● **TASK DESCRIPTION**
Copy every line of the data that includes the string "name".

(Dataset rows about figures)
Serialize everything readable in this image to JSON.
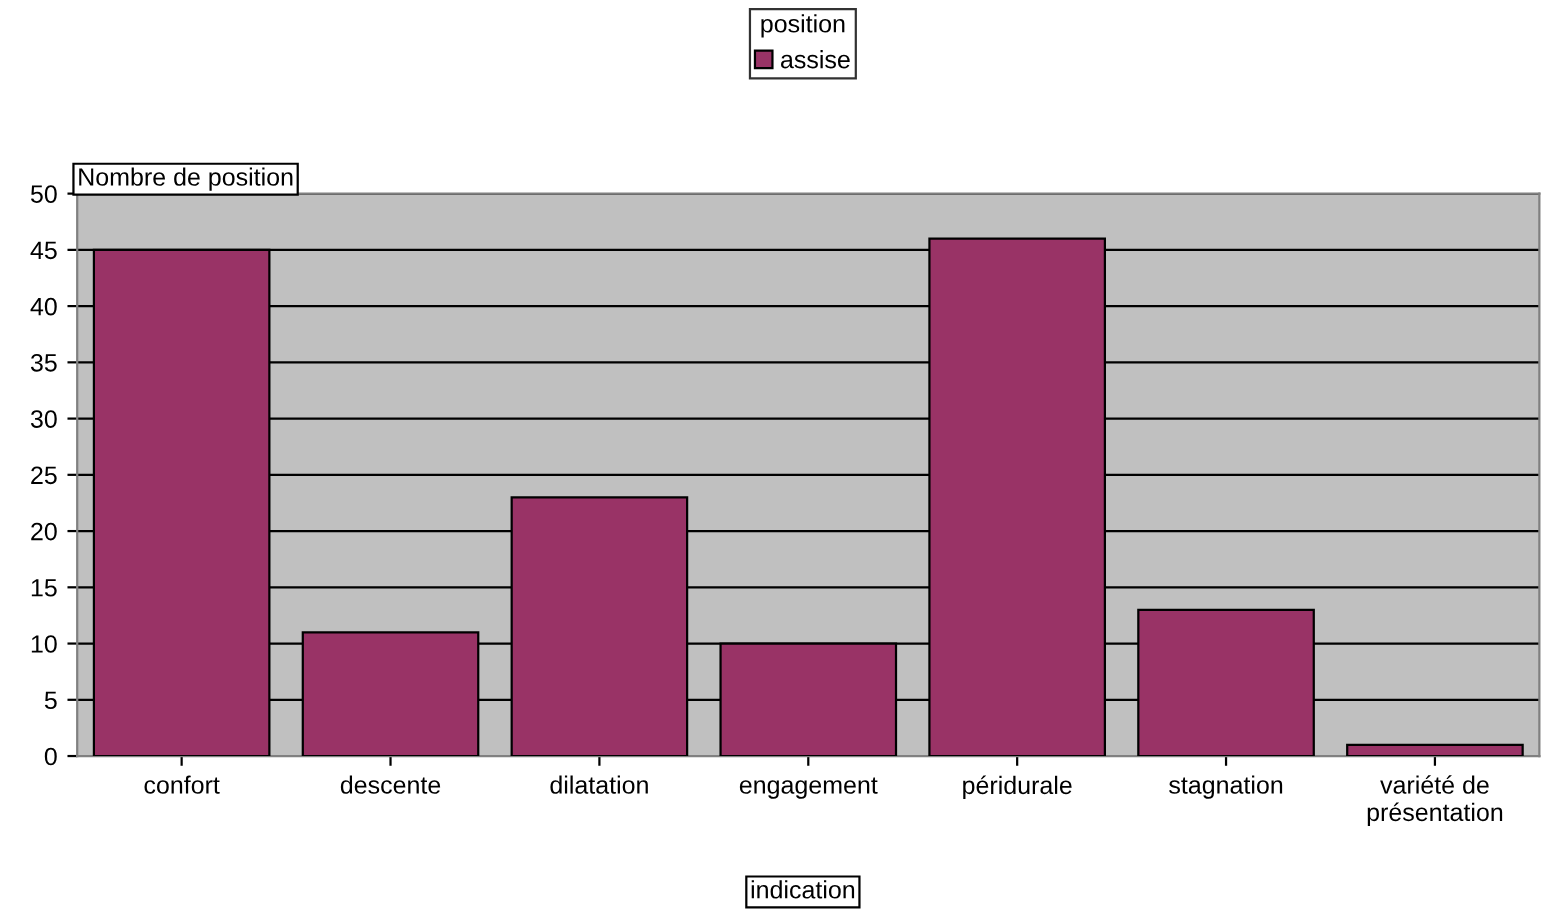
{
  "chart_data": {
    "type": "bar",
    "xlabel": "indication",
    "ylabel": "Nombre de position",
    "legend_title": "position",
    "categories": [
      "confort",
      "descente",
      "dilatation",
      "engagement",
      "péridurale",
      "stagnation",
      "variété de\nprésentation"
    ],
    "series": [
      {
        "name": "assise",
        "color": "#993366",
        "values": [
          45,
          11,
          23,
          10,
          46,
          13,
          1
        ]
      }
    ],
    "ylim": [
      0,
      50
    ],
    "yticks": [
      0,
      5,
      10,
      15,
      20,
      25,
      30,
      35,
      40,
      45,
      50
    ],
    "grid": "y",
    "legend": "top"
  }
}
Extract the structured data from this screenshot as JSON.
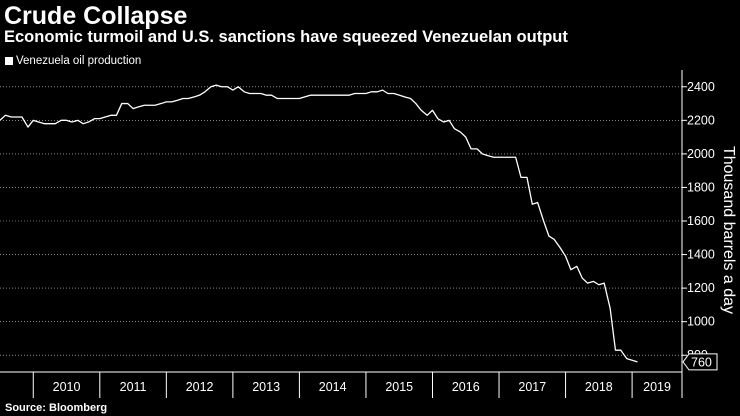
{
  "header": {
    "title": "Crude Collapse",
    "subtitle": "Economic turmoil and U.S. sanctions have squeezed Venezuelan output"
  },
  "footer": {
    "source": "Source: Bloomberg"
  },
  "colors": {
    "background": "#000000",
    "line": "#ffffff",
    "grid": "#ffffff"
  },
  "chart_data": {
    "type": "line",
    "title": "Crude Collapse",
    "subtitle": "Economic turmoil and U.S. sanctions have squeezed Venezuelan output",
    "xlabel": "",
    "ylabel": "Thousand barrels a day",
    "legend": {
      "position": "top-left",
      "entries": [
        "Venezuela oil production"
      ]
    },
    "x_domain": [
      2009.5,
      2019.75
    ],
    "ylim": [
      700,
      2500
    ],
    "yticks": [
      800,
      1000,
      1200,
      1400,
      1600,
      1800,
      2000,
      2200,
      2400
    ],
    "year_labels": [
      "2010",
      "2011",
      "2012",
      "2013",
      "2014",
      "2015",
      "2016",
      "2017",
      "2018",
      "2019"
    ],
    "last_value_label": "760",
    "series": [
      {
        "name": "Venezuela oil production",
        "points": [
          [
            2009.5,
            2200
          ],
          [
            2009.58,
            2230
          ],
          [
            2009.67,
            2220
          ],
          [
            2009.75,
            2220
          ],
          [
            2009.83,
            2220
          ],
          [
            2009.92,
            2160
          ],
          [
            2010.0,
            2200
          ],
          [
            2010.08,
            2190
          ],
          [
            2010.17,
            2180
          ],
          [
            2010.25,
            2180
          ],
          [
            2010.33,
            2180
          ],
          [
            2010.42,
            2200
          ],
          [
            2010.5,
            2200
          ],
          [
            2010.58,
            2190
          ],
          [
            2010.67,
            2200
          ],
          [
            2010.75,
            2180
          ],
          [
            2010.83,
            2190
          ],
          [
            2010.92,
            2210
          ],
          [
            2011.0,
            2210
          ],
          [
            2011.08,
            2220
          ],
          [
            2011.17,
            2230
          ],
          [
            2011.25,
            2230
          ],
          [
            2011.33,
            2300
          ],
          [
            2011.42,
            2300
          ],
          [
            2011.5,
            2270
          ],
          [
            2011.58,
            2280
          ],
          [
            2011.67,
            2290
          ],
          [
            2011.75,
            2290
          ],
          [
            2011.83,
            2290
          ],
          [
            2011.92,
            2300
          ],
          [
            2012.0,
            2310
          ],
          [
            2012.08,
            2310
          ],
          [
            2012.17,
            2320
          ],
          [
            2012.25,
            2330
          ],
          [
            2012.33,
            2330
          ],
          [
            2012.42,
            2340
          ],
          [
            2012.5,
            2350
          ],
          [
            2012.58,
            2370
          ],
          [
            2012.67,
            2400
          ],
          [
            2012.75,
            2410
          ],
          [
            2012.83,
            2400
          ],
          [
            2012.92,
            2400
          ],
          [
            2013.0,
            2380
          ],
          [
            2013.08,
            2400
          ],
          [
            2013.17,
            2370
          ],
          [
            2013.25,
            2360
          ],
          [
            2013.33,
            2360
          ],
          [
            2013.42,
            2360
          ],
          [
            2013.5,
            2350
          ],
          [
            2013.58,
            2350
          ],
          [
            2013.67,
            2330
          ],
          [
            2013.75,
            2330
          ],
          [
            2013.83,
            2330
          ],
          [
            2013.92,
            2330
          ],
          [
            2014.0,
            2330
          ],
          [
            2014.08,
            2340
          ],
          [
            2014.17,
            2350
          ],
          [
            2014.25,
            2350
          ],
          [
            2014.33,
            2350
          ],
          [
            2014.42,
            2350
          ],
          [
            2014.5,
            2350
          ],
          [
            2014.58,
            2350
          ],
          [
            2014.67,
            2350
          ],
          [
            2014.75,
            2350
          ],
          [
            2014.83,
            2360
          ],
          [
            2014.92,
            2360
          ],
          [
            2015.0,
            2360
          ],
          [
            2015.08,
            2370
          ],
          [
            2015.17,
            2370
          ],
          [
            2015.25,
            2380
          ],
          [
            2015.33,
            2360
          ],
          [
            2015.42,
            2360
          ],
          [
            2015.5,
            2350
          ],
          [
            2015.58,
            2340
          ],
          [
            2015.67,
            2330
          ],
          [
            2015.75,
            2300
          ],
          [
            2015.83,
            2260
          ],
          [
            2015.92,
            2230
          ],
          [
            2016.0,
            2260
          ],
          [
            2016.08,
            2210
          ],
          [
            2016.17,
            2190
          ],
          [
            2016.25,
            2200
          ],
          [
            2016.33,
            2150
          ],
          [
            2016.42,
            2130
          ],
          [
            2016.5,
            2100
          ],
          [
            2016.58,
            2030
          ],
          [
            2016.67,
            2030
          ],
          [
            2016.75,
            2000
          ],
          [
            2016.83,
            1990
          ],
          [
            2016.92,
            1980
          ],
          [
            2017.0,
            1980
          ],
          [
            2017.08,
            1980
          ],
          [
            2017.17,
            1980
          ],
          [
            2017.25,
            1980
          ],
          [
            2017.33,
            1860
          ],
          [
            2017.42,
            1860
          ],
          [
            2017.5,
            1700
          ],
          [
            2017.58,
            1710
          ],
          [
            2017.67,
            1600
          ],
          [
            2017.75,
            1510
          ],
          [
            2017.83,
            1490
          ],
          [
            2017.92,
            1440
          ],
          [
            2018.0,
            1390
          ],
          [
            2018.08,
            1310
          ],
          [
            2018.17,
            1330
          ],
          [
            2018.25,
            1260
          ],
          [
            2018.33,
            1230
          ],
          [
            2018.42,
            1240
          ],
          [
            2018.5,
            1220
          ],
          [
            2018.58,
            1230
          ],
          [
            2018.67,
            1080
          ],
          [
            2018.75,
            830
          ],
          [
            2018.83,
            830
          ],
          [
            2018.92,
            780
          ],
          [
            2019.0,
            770
          ],
          [
            2019.08,
            760
          ]
        ]
      }
    ]
  }
}
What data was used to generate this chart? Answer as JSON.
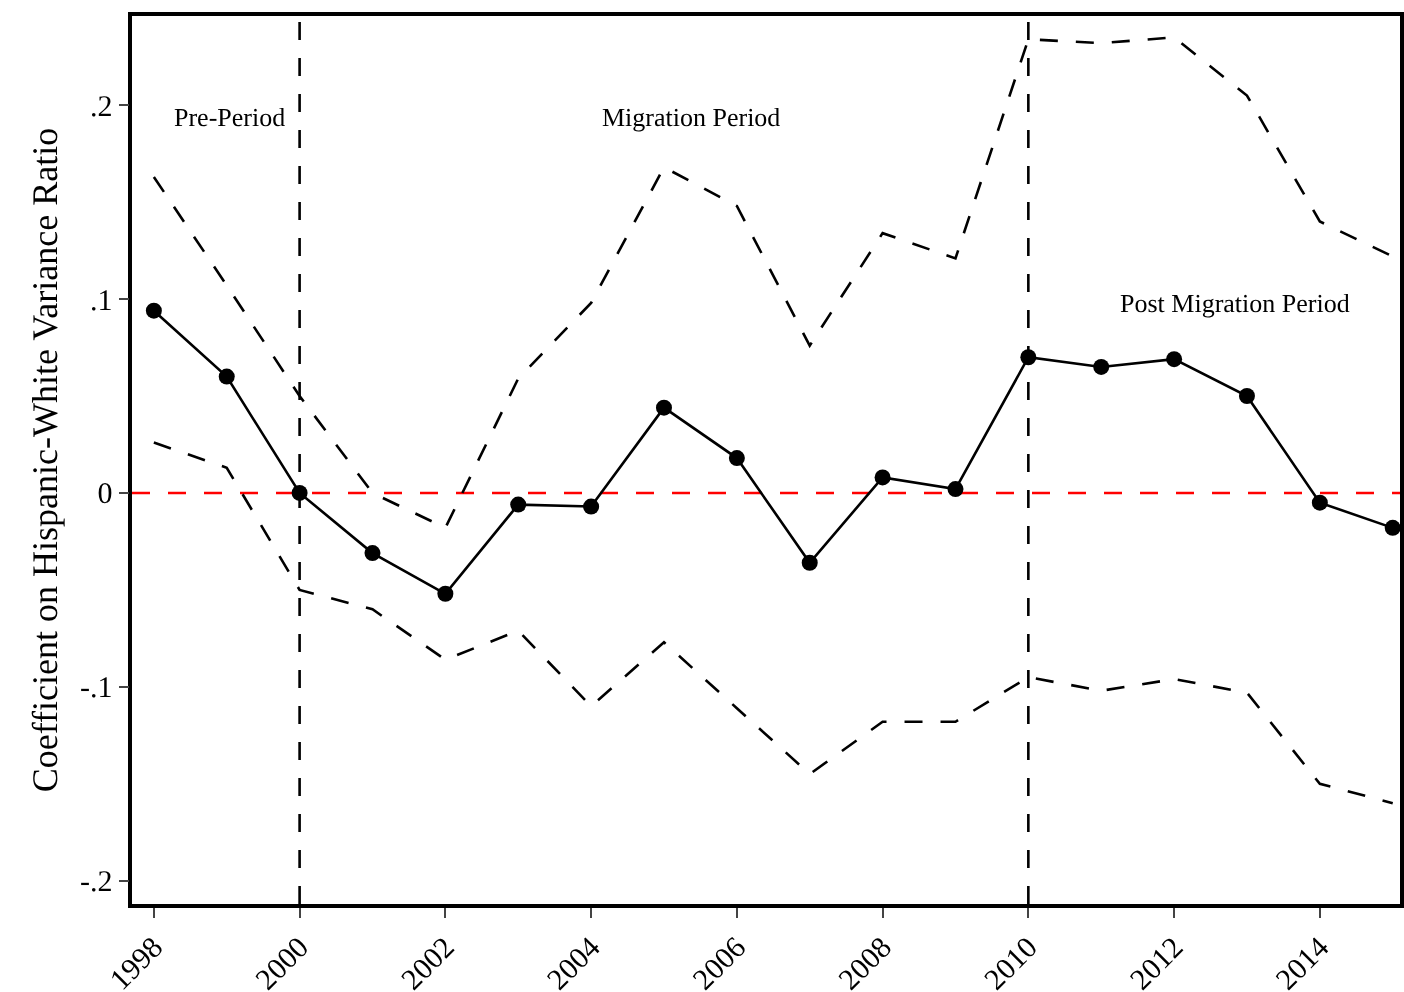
{
  "chart_data": {
    "type": "line",
    "ylabel": "Coefficient on Hispanic-White Variance Ratio",
    "x": [
      1998,
      1999,
      2000,
      2001,
      2002,
      2003,
      2004,
      2005,
      2006,
      2007,
      2008,
      2009,
      2010,
      2011,
      2012,
      2013,
      2014,
      2015
    ],
    "series": [
      {
        "color": "#000000",
        "marker": "circle",
        "line_style": "solid",
        "values": [
          0.094,
          0.06,
          0,
          -0.031,
          -0.052,
          -0.006,
          -0.007,
          0.044,
          0.018,
          -0.036,
          0.008,
          0.002,
          0.07,
          0.065,
          0.069,
          0.05,
          -0.005,
          -0.018
        ]
      },
      {
        "color": "#000000",
        "marker": "none",
        "line_style": "dashed",
        "values": [
          0.163,
          0.107,
          0.05,
          0.0,
          -0.018,
          0.059,
          0.098,
          0.168,
          0.148,
          0.076,
          0.134,
          0.121,
          0.234,
          0.232,
          0.235,
          0.205,
          0.14,
          0.122
        ]
      },
      {
        "color": "#000000",
        "marker": "none",
        "line_style": "dashed",
        "values": [
          0.026,
          0.013,
          -0.05,
          -0.06,
          -0.086,
          -0.071,
          -0.11,
          -0.077,
          -0.111,
          -0.145,
          -0.118,
          -0.118,
          -0.095,
          -0.102,
          -0.096,
          -0.103,
          -0.15,
          -0.16
        ]
      }
    ],
    "xlim": [
      1997.7,
      2015.1
    ],
    "xticks": [
      1998,
      2000,
      2002,
      2004,
      2006,
      2008,
      2010,
      2012,
      2014
    ],
    "ylim": [
      -0.212,
      0.246
    ],
    "yticks": [
      {
        "value": -0.2,
        "label": "-.2"
      },
      {
        "value": -0.1,
        "label": "-.1"
      },
      0,
      {
        "value": 0.1,
        "label": ".1"
      },
      {
        "value": 0.2,
        "label": ".2"
      }
    ],
    "ref_lines": [
      {
        "axis": "y",
        "value": 0,
        "color": "#ff0000",
        "line_style": "dashed"
      },
      {
        "axis": "x",
        "value": 2000,
        "color": "#000000",
        "line_style": "dashed"
      },
      {
        "axis": "x",
        "value": 2010,
        "color": "#000000",
        "line_style": "dashed"
      }
    ],
    "annotations": [
      "Pre-Period",
      "Migration Period",
      "Post Migration Period"
    ],
    "grid": false
  }
}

● **RESPONSE**
        "name": "assise",
        "name": "Venezuela oil production",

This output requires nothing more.